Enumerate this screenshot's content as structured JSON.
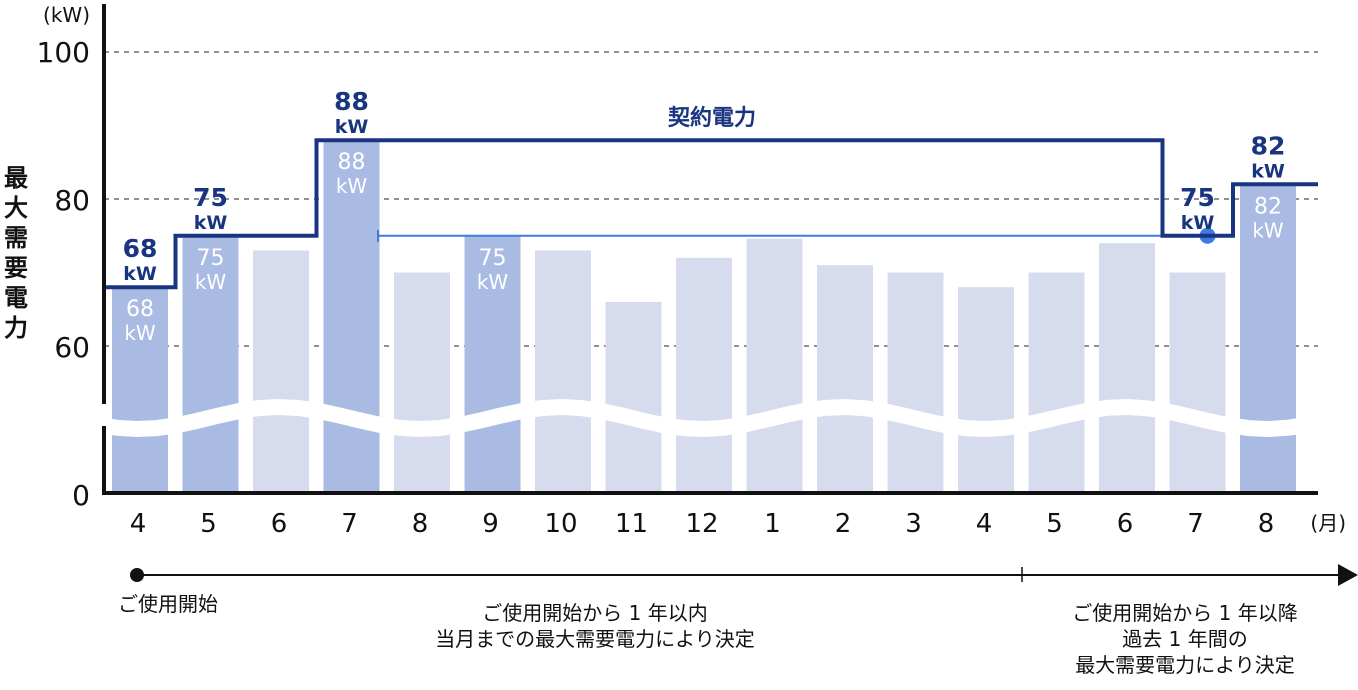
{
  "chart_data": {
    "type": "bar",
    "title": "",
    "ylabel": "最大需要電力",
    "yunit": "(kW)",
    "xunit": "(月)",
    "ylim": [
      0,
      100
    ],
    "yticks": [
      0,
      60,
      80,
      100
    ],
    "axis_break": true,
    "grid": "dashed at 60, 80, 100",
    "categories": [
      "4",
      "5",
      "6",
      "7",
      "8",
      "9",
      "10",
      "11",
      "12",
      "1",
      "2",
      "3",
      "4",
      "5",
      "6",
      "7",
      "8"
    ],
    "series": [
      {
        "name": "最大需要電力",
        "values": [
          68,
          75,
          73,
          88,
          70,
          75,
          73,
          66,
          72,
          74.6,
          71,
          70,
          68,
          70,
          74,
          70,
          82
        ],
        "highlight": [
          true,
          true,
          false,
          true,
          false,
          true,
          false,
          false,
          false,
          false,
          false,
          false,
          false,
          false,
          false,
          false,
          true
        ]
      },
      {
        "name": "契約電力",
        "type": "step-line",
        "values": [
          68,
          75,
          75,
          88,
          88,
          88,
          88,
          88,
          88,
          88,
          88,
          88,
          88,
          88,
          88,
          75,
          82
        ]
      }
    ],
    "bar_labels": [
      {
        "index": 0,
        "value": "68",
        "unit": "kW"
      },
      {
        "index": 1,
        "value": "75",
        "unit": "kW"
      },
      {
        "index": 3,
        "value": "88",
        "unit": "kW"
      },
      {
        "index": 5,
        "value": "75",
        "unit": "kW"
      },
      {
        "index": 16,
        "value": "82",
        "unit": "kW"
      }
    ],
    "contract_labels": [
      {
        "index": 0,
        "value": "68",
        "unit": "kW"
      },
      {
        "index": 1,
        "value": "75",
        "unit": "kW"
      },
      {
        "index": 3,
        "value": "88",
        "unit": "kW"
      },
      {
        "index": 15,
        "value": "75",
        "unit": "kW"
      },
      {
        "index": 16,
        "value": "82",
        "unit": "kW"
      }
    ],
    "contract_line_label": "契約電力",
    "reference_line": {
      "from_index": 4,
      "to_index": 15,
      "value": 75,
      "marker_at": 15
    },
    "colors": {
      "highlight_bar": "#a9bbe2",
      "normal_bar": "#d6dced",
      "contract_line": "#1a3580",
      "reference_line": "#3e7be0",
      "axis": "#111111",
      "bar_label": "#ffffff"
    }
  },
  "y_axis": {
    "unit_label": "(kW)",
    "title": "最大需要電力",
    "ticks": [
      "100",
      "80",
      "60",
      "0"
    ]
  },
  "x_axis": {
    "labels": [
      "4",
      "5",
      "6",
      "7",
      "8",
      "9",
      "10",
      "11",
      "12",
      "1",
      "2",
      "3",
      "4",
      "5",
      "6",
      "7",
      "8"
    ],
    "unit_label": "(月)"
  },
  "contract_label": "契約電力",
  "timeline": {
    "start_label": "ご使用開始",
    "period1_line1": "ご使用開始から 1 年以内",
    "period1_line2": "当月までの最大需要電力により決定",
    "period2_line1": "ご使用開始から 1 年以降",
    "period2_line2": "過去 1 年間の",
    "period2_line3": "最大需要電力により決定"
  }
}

═══

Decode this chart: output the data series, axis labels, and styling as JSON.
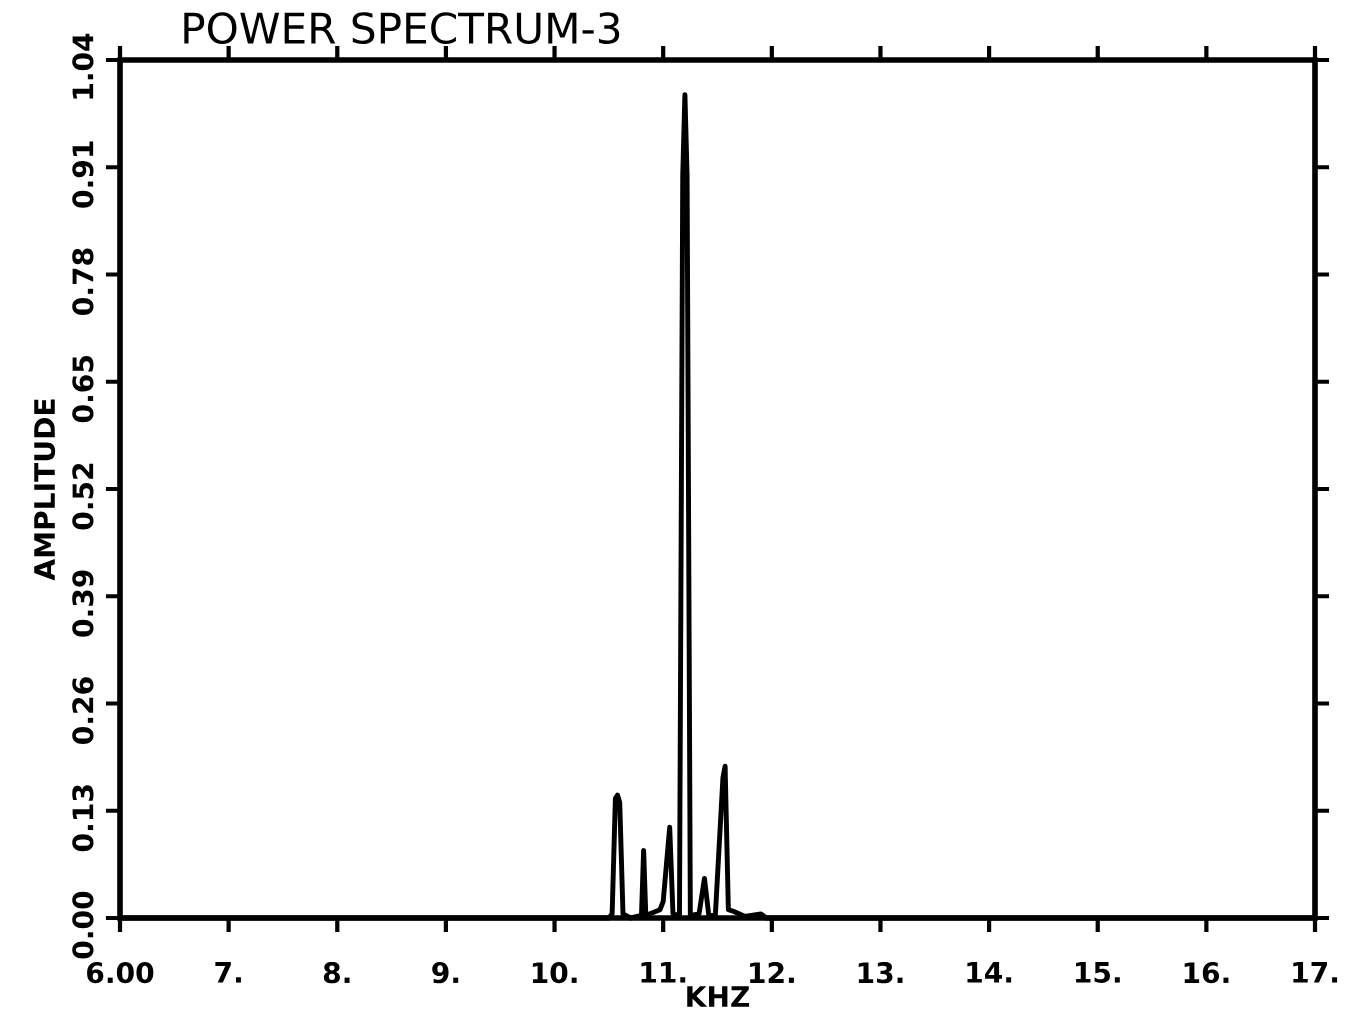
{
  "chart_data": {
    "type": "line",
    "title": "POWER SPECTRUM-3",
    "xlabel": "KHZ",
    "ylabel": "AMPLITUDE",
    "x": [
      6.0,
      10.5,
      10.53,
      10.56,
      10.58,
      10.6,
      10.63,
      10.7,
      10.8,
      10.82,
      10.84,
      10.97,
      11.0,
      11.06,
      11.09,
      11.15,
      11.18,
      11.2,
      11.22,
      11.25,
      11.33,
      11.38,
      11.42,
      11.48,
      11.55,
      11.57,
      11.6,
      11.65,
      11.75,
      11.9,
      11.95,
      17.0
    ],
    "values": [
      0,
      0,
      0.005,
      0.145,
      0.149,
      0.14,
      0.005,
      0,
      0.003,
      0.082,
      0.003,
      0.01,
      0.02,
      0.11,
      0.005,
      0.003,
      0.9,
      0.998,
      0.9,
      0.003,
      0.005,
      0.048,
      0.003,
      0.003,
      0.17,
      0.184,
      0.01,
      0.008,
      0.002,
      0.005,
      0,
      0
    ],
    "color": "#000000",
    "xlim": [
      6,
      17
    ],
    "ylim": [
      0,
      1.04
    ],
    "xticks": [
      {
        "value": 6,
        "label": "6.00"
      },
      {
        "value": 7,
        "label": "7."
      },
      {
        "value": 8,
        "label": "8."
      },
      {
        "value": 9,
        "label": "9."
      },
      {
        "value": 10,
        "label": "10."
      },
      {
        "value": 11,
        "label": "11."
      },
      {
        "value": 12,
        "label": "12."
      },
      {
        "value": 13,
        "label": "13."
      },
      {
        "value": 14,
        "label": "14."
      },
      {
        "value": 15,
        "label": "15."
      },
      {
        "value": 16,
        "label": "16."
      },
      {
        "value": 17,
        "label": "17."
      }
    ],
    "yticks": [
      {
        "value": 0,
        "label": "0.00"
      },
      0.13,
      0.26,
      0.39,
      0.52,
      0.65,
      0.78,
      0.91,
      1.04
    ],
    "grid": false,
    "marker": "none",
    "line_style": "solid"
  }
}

═══

== Your instructions ==
In the entries above, find each line with the string "JSON" and copy it.

== Final result ==
Enumerate this screenshot's content as structured JSON.
Decode this chart: output the data series, axis labels, and styling as JSON.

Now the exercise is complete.